» STATED GOAL
Word for word, copy all the data and drop the pictures.

——————————

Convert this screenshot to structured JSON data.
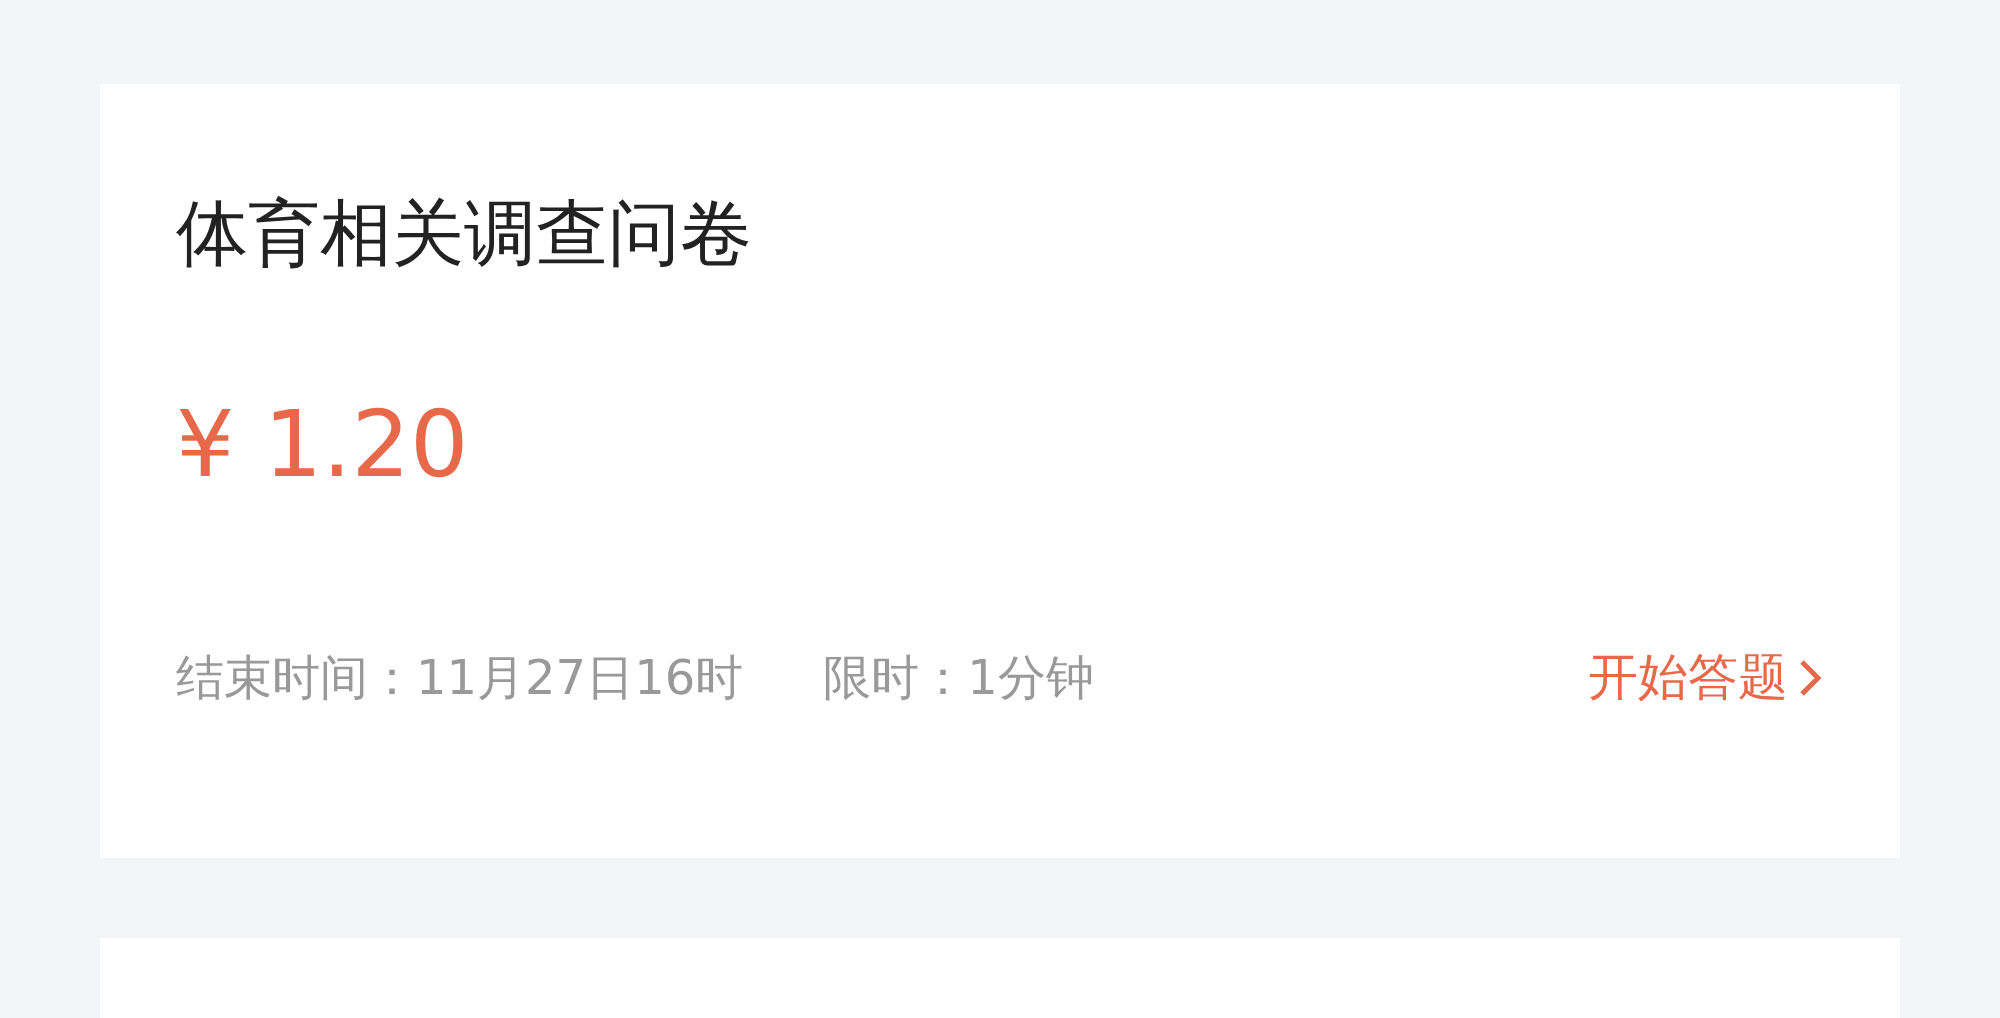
{
  "task": {
    "title": "体育相关调查问卷",
    "reward": "¥ 1.20",
    "end_time": "结束时间：11月27日16时",
    "time_limit": "限时：1分钟",
    "action": "开始答题"
  }
}
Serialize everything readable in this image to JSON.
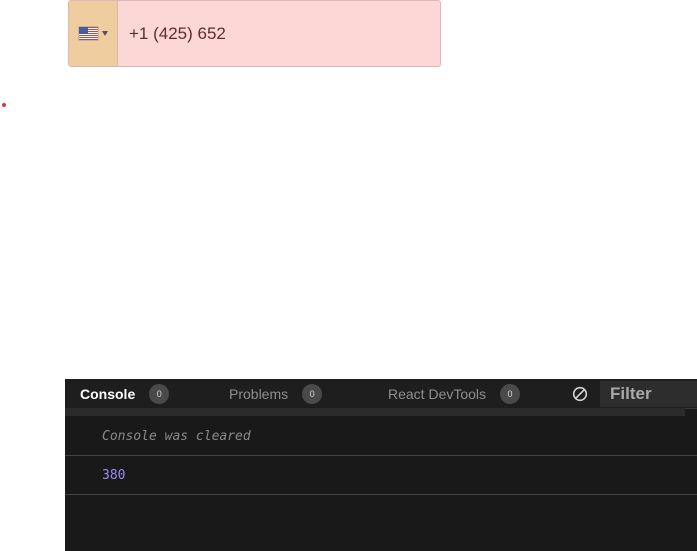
{
  "phone": {
    "value": "+1 (425) 652",
    "country_flag_icon": "us-flag-icon",
    "field_bg_color": "#fdd6d6",
    "country_bg_color": "#efcd9e"
  },
  "console": {
    "tabs": [
      {
        "label": "Console",
        "count": "0",
        "active": true
      },
      {
        "label": "Problems",
        "count": "0",
        "active": false
      },
      {
        "label": "React DevTools",
        "count": "0",
        "active": false
      }
    ],
    "clear_icon": "clear-console-icon",
    "filter_placeholder": "Filter",
    "messages": [
      {
        "text": "Console was cleared",
        "type": "info"
      },
      {
        "text": "380",
        "type": "log"
      }
    ],
    "log_number_color": "#9b8cf2"
  }
}
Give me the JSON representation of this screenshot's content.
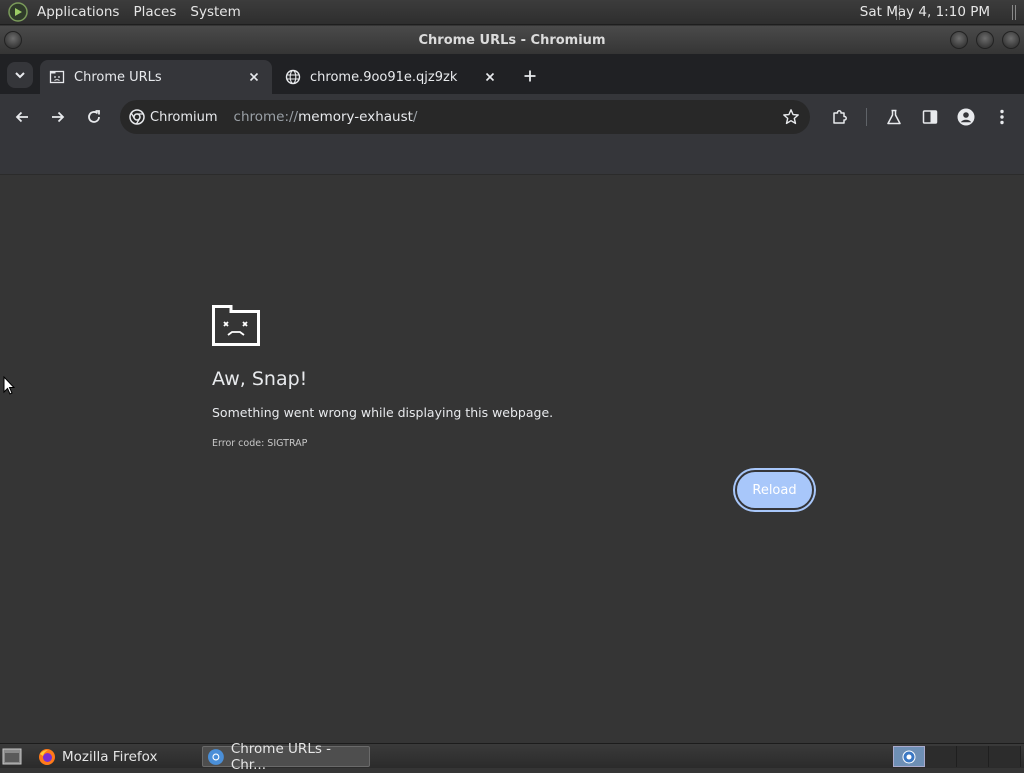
{
  "top_panel": {
    "menus": [
      "Applications",
      "Places",
      "System"
    ],
    "clock": "Sat May  4,  1:10 PM"
  },
  "window": {
    "title": "Chrome URLs - Chromium"
  },
  "tabs": [
    {
      "title": "Chrome URLs",
      "active": true,
      "icon": "sad-page-icon"
    },
    {
      "title": "chrome.9oo91e.qjz9zk",
      "active": false,
      "icon": "globe-icon"
    }
  ],
  "omnibox": {
    "site_chip": "Chromium",
    "scheme": "chrome://",
    "host": "memory-exhaust",
    "path": "/"
  },
  "error_page": {
    "heading": "Aw, Snap!",
    "message": "Something went wrong while displaying this webpage.",
    "code": "Error code: SIGTRAP",
    "reload_label": "Reload"
  },
  "taskbar": {
    "tasks": [
      {
        "label": "Mozilla Firefox",
        "icon": "firefox-icon"
      },
      {
        "label": "Chrome URLs - Chr...",
        "icon": "chromium-icon",
        "active": true
      }
    ]
  },
  "colors": {
    "accent": "#a8c7fa",
    "page_background": "#353535",
    "toolbar": "#35363a",
    "tabstrip": "#202124"
  }
}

——————————

» RESULT
Convert this screenshot to structured JSON data.
{
  "task": {
    "title": "体育相关调查问卷",
    "reward": "¥ 1.20",
    "end_time": "结束时间：11月27日16时",
    "time_limit": "限时：1分钟",
    "action": "开始答题"
  }
}
Serialize everything readable in this image to JSON.
{
  "phone": {
    "value": "+1 (425) 652",
    "country_flag_icon": "us-flag-icon",
    "field_bg_color": "#fdd6d6",
    "country_bg_color": "#efcd9e"
  },
  "console": {
    "tabs": [
      {
        "label": "Console",
        "count": "0",
        "active": true
      },
      {
        "label": "Problems",
        "count": "0",
        "active": false
      },
      {
        "label": "React DevTools",
        "count": "0",
        "active": false
      }
    ],
    "clear_icon": "clear-console-icon",
    "filter_placeholder": "Filter",
    "messages": [
      {
        "text": "Console was cleared",
        "type": "info"
      },
      {
        "text": "380",
        "type": "log"
      }
    ],
    "log_number_color": "#9b8cf2"
  }
}
Give me the JSON representation of this screenshot's content.
{
  "top_panel": {
    "menus": [
      "Applications",
      "Places",
      "System"
    ],
    "clock": "Sat May  4,  1:10 PM"
  },
  "window": {
    "title": "Chrome URLs - Chromium"
  },
  "tabs": [
    {
      "title": "Chrome URLs",
      "active": true,
      "icon": "sad-page-icon"
    },
    {
      "title": "chrome.9oo91e.qjz9zk",
      "active": false,
      "icon": "globe-icon"
    }
  ],
  "omnibox": {
    "site_chip": "Chromium",
    "scheme": "chrome://",
    "host": "memory-exhaust",
    "path": "/"
  },
  "error_page": {
    "heading": "Aw, Snap!",
    "message": "Something went wrong while displaying this webpage.",
    "code": "Error code: SIGTRAP",
    "reload_label": "Reload"
  },
  "taskbar": {
    "tasks": [
      {
        "label": "Mozilla Firefox",
        "icon": "firefox-icon"
      },
      {
        "label": "Chrome URLs - Chr...",
        "icon": "chromium-icon",
        "active": true
      }
    ]
  },
  "colors": {
    "accent": "#a8c7fa",
    "page_background": "#353535",
    "toolbar": "#35363a",
    "tabstrip": "#202124"
  }
}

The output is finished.